» **PROBLEM TO WORK ON**
This exercise calls for all the entries that follow to be set down exactly, without their images.

» **Records from a data collection**
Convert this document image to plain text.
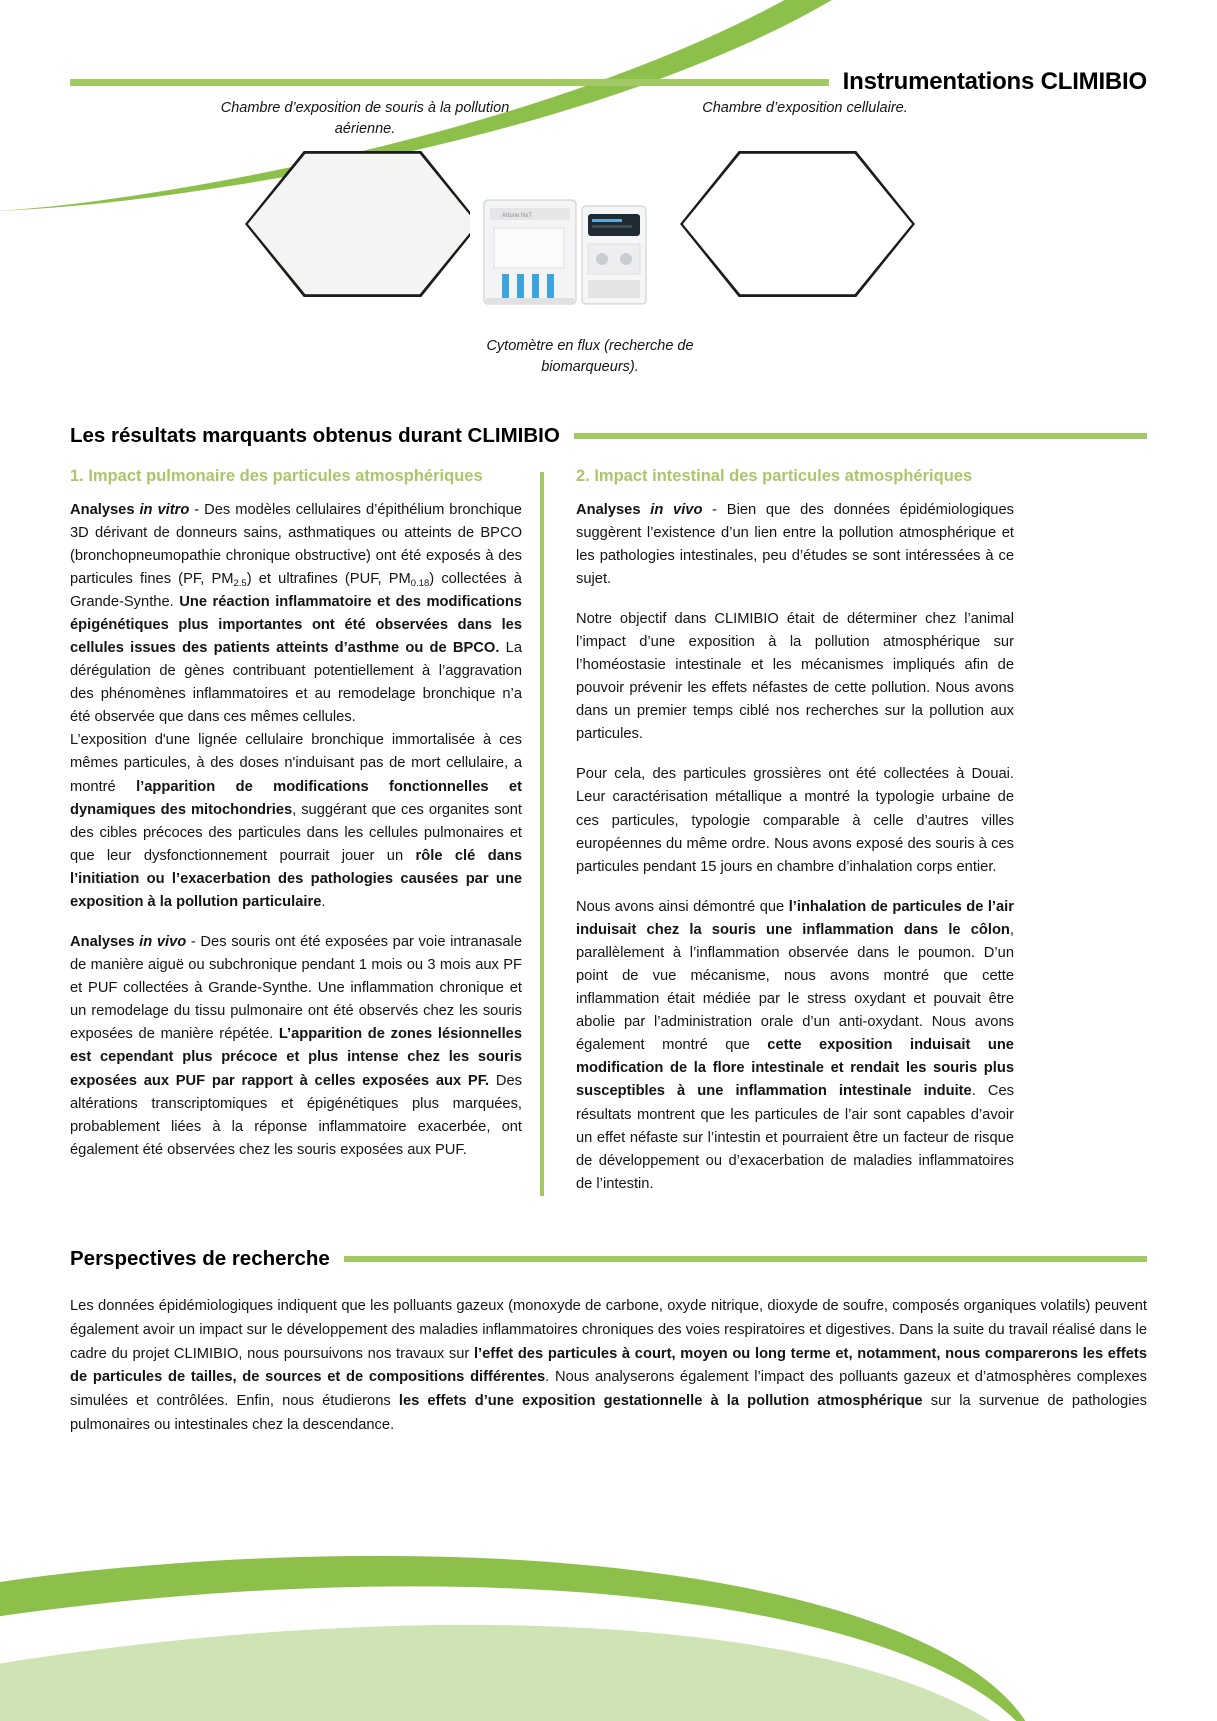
Instrumentations CLIMIBIO
Chambre d’exposition de souris à la pollution aérienne.
Chambre d’exposition cellulaire.
Cytomètre en flux (recherche de biomarqueurs).
Attune NxT
Les résultats marquants obtenus durant CLIMIBIO
1. Impact pulmonaire des particules atmosphériques

Analyses in vitro - Des modèles cellulaires d’épithélium bronchique 3D dérivant de donneurs sains, asthmatiques ou atteints de BPCO (bronchopneumopathie chronique obstructive) ont été exposés à des particules fines (PF, $PM_{2.5}$) et ultrafines (PUF, $PM_{0.18}$) collectées à Grande-Synthe. Une réaction inflammatoire et des modifications épigénétiques plus importantes ont été observées dans les cellules issues des patients atteints d’asthme ou de BPCO. La dérégulation de gènes contribuant potentiellement à l’aggravation des phénomènes inflammatoires et au remodelage bronchique n’a été observée que dans ces mêmes cellules.

L’exposition d'une lignée cellulaire bronchique immortalisée à ces mêmes particules, à des doses n'induisant pas de mort cellulaire, a montré l’apparition de modifications fonctionnelles et dynamiques des mitochondries, suggérant que ces organites sont des cibles précoces des particules dans les cellules pulmonaires et que leur dysfonctionnement pourrait jouer un rôle clé dans l’initiation ou l’exacerbation des pathologies causées par une exposition à la pollution particulaire.

Analyses in vivo - Des souris ont été exposées par voie intranasale de manière aiguë ou subchronique pendant 1 mois ou 3 mois aux PF et PUF collectées à Grande-Synthe. Une inflammation chronique et un remodelage du tissu pulmonaire ont été observés chez les souris exposées de manière répétée. L’apparition de zones lésionnelles est cependant plus précoce et plus intense chez les souris exposées aux PUF par rapport à celles exposées aux PF. Des altérations transcriptomiques et épigénétiques plus marquées, probablement liées à la réponse inflammatoire exacerbée, ont également été observées chez les souris exposées aux PUF.

2. Impact intestinal des particules atmosphériques

Analyses in vivo - Bien que des données épidémiologiques suggèrent l’existence d’un lien entre la pollution atmosphérique et les pathologies intestinales, peu d’études se sont intéressées à ce sujet.

Notre objectif dans CLIMIBIO était de déterminer chez l’animal l’impact d’une exposition à la pollution atmosphérique sur l’homéostasie intestinale et les mécanismes impliqués afin de pouvoir prévenir les effets néfastes de cette pollution. Nous avons dans un premier temps ciblé nos recherches sur la pollution aux particules.

Pour cela, des particules grossières ont été collectées à Douai. Leur caractérisation métallique a montré la typologie urbaine de ces particules, typologie comparable à celle d’autres villes européennes du même ordre. Nous avons exposé des souris à ces particules pendant 15 jours en chambre d’inhalation corps entier.

Nous avons ainsi démontré que l’inhalation de particules de l’air induisait chez la souris une inflammation dans le côlon, parallèlement à l’inflammation observée dans le poumon. D’un point de vue mécanisme, nous avons montré que cette inflammation était médiée par le stress oxydant et pouvait être abolie par l’administration orale d’un anti-oxydant. Nous avons également montré que cette exposition induisait une modification de la flore intestinale et rendait les souris plus susceptibles à une inflammation intestinale induite. Ces résultats montrent que les particules de l’air sont capables d’avoir un effet néfaste sur l’intestin et pourraient être un facteur de risque de développement ou d’exacerbation de maladies inflammatoires de l’intestin.

Perspectives de recherche

Les données épidémiologiques indiquent que les polluants gazeux (monoxyde de carbone, oxyde nitrique, dioxyde de soufre, composés organiques volatils) peuvent également avoir un impact sur le développement des maladies inflammatoires chroniques des voies respiratoires et digestives. Dans la suite du travail réalisé dans le cadre du projet CLIMIBIO, nous poursuivons nos travaux sur l’effet des particules à court, moyen ou long terme et, notamment, nous comparerons les effets de particules de tailles, de sources et de compositions différentes. Nous analyserons également l’impact des polluants gazeux et d’atmosphères complexes simulées et contrôlées. Enfin, nous étudierons les effets d’une exposition gestationnelle à la pollution atmosphérique sur la survenue de pathologies pulmonaires ou intestinales chez la descendance.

» **RESPONSE TO THIS TASK**
Convert this document image to plain text.
Instrumentations CLIMIBIO
Chambre d’exposition de souris à la pollution aérienne.
Chambre d’exposition cellulaire.
Cytomètre en flux (recherche de biomarqueurs).
Attune NxT
Les résultats marquants obtenus durant CLIMIBIO
1. Impact pulmonaire des particules atmosphériques

Analyses in vitro - Des modèles cellulaires d’épithélium bronchique 3D dérivant de donneurs sains, asthmatiques ou atteints de BPCO (bronchopneumopathie chronique obstructive) ont été exposés à des particules fines (PF, $PM_{2.5}$) et ultrafines (PUF, $PM_{0.18}$) collectées à Grande-Synthe. Une réaction inflammatoire et des modifications épigénétiques plus importantes ont été observées dans les cellules issues des patients atteints d’asthme ou de BPCO. La dérégulation de gènes contribuant potentiellement à l’aggravation des phénomènes inflammatoires et au remodelage bronchique n’a été observée que dans ces mêmes cellules.

L’exposition d'une lignée cellulaire bronchique immortalisée à ces mêmes particules, à des doses n'induisant pas de mort cellulaire, a montré l’apparition de modifications fonctionnelles et dynamiques des mitochondries, suggérant que ces organites sont des cibles précoces des particules dans les cellules pulmonaires et que leur dysfonctionnement pourrait jouer un rôle clé dans l’initiation ou l’exacerbation des pathologies causées par une exposition à la pollution particulaire.

Analyses in vivo - Des souris ont été exposées par voie intranasale de manière aiguë ou subchronique pendant 1 mois ou 3 mois aux PF et PUF collectées à Grande-Synthe. Une inflammation chronique et un remodelage du tissu pulmonaire ont été observés chez les souris exposées de manière répétée. L’apparition de zones lésionnelles est cependant plus précoce et plus intense chez les souris exposées aux PUF par rapport à celles exposées aux PF. Des altérations transcriptomiques et épigénétiques plus marquées, probablement liées à la réponse inflammatoire exacerbée, ont également été observées chez les souris exposées aux PUF.

2. Impact intestinal des particules atmosphériques

Analyses in vivo - Bien que des données épidémiologiques suggèrent l’existence d’un lien entre la pollution atmosphérique et les pathologies intestinales, peu d’études se sont intéressées à ce sujet.

Notre objectif dans CLIMIBIO était de déterminer chez l’animal l’impact d’une exposition à la pollution atmosphérique sur l’homéostasie intestinale et les mécanismes impliqués afin de pouvoir prévenir les effets néfastes de cette pollution. Nous avons dans un premier temps ciblé nos recherches sur la pollution aux particules.

Pour cela, des particules grossières ont été collectées à Douai. Leur caractérisation métallique a montré la typologie urbaine de ces particules, typologie comparable à celle d’autres villes européennes du même ordre. Nous avons exposé des souris à ces particules pendant 15 jours en chambre d’inhalation corps entier.

Nous avons ainsi démontré que l’inhalation de particules de l’air induisait chez la souris une inflammation dans le côlon, parallèlement à l’inflammation observée dans le poumon. D’un point de vue mécanisme, nous avons montré que cette inflammation était médiée par le stress oxydant et pouvait être abolie par l’administration orale d’un anti-oxydant. Nous avons également montré que cette exposition induisait une modification de la flore intestinale et rendait les souris plus susceptibles à une inflammation intestinale induite. Ces résultats montrent que les particules de l’air sont capables d’avoir un effet néfaste sur l’intestin et pourraient être un facteur de risque de développement ou d’exacerbation de maladies inflammatoires de l’intestin.

Perspectives de recherche

Les données épidémiologiques indiquent que les polluants gazeux (monoxyde de carbone, oxyde nitrique, dioxyde de soufre, composés organiques volatils) peuvent également avoir un impact sur le développement des maladies inflammatoires chroniques des voies respiratoires et digestives. Dans la suite du travail réalisé dans le cadre du projet CLIMIBIO, nous poursuivons nos travaux sur l’effet des particules à court, moyen ou long terme et, notamment, nous comparerons les effets de particules de tailles, de sources et de compositions différentes. Nous analyserons également l’impact des polluants gazeux et d’atmosphères complexes simulées et contrôlées. Enfin, nous étudierons les effets d’une exposition gestationnelle à la pollution atmosphérique sur la survenue de pathologies pulmonaires ou intestinales chez la descendance.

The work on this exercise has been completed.